■ EXERCISE DIRECTIONS: Tell how many lines have the string "Regler" in them, and write nothing besides the number.

■ SUPPLIED DATA:

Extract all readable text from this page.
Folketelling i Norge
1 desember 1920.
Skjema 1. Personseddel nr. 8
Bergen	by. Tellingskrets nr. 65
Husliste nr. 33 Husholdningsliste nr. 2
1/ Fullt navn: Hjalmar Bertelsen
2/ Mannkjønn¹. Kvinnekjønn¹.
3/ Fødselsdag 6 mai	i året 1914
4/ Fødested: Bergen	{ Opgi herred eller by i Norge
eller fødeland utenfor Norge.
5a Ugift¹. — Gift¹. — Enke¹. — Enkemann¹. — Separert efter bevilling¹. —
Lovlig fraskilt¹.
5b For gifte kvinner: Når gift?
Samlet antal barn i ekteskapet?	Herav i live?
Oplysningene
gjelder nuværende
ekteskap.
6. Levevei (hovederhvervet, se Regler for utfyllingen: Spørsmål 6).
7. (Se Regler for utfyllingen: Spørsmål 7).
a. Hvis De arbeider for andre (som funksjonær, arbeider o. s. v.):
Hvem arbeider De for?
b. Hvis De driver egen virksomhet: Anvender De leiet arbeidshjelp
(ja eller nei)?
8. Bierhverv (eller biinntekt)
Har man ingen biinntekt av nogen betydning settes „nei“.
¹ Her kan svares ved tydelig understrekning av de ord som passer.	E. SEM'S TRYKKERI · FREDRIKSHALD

---

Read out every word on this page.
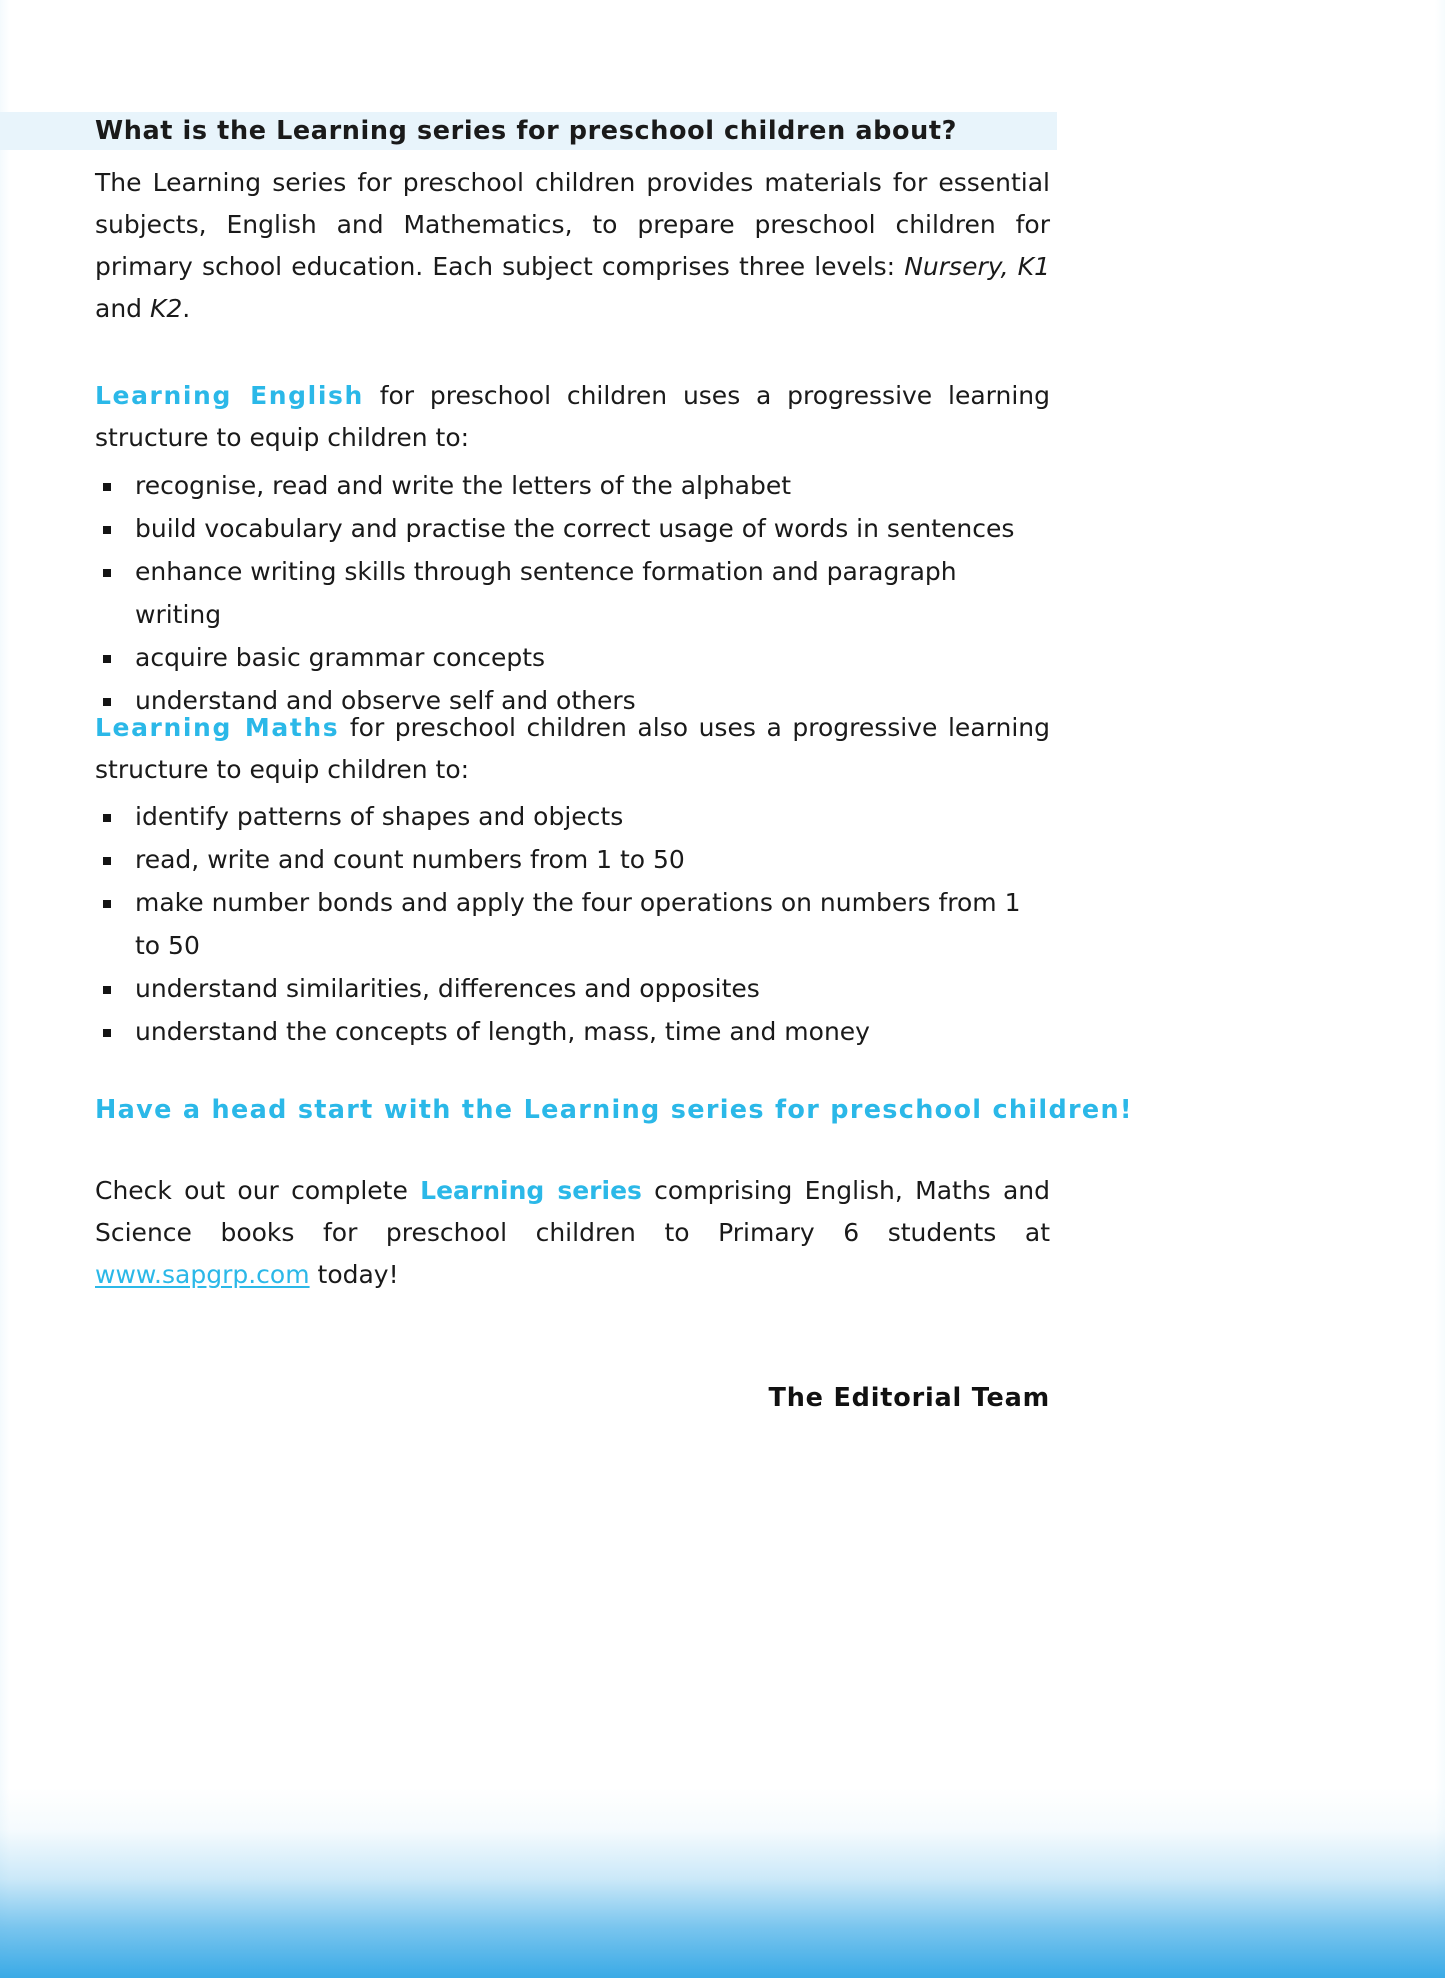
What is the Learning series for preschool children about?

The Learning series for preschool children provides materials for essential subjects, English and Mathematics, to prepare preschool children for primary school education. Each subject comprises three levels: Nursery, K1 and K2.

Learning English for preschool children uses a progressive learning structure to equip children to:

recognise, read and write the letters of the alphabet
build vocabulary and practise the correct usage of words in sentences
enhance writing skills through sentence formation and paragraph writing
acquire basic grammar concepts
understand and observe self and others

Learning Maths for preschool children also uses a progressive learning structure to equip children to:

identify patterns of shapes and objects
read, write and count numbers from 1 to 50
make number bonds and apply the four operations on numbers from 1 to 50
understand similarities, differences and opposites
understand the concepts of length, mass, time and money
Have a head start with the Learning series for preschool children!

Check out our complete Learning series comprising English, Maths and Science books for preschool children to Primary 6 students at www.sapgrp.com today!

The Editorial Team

■ TASK RESPONSE: 2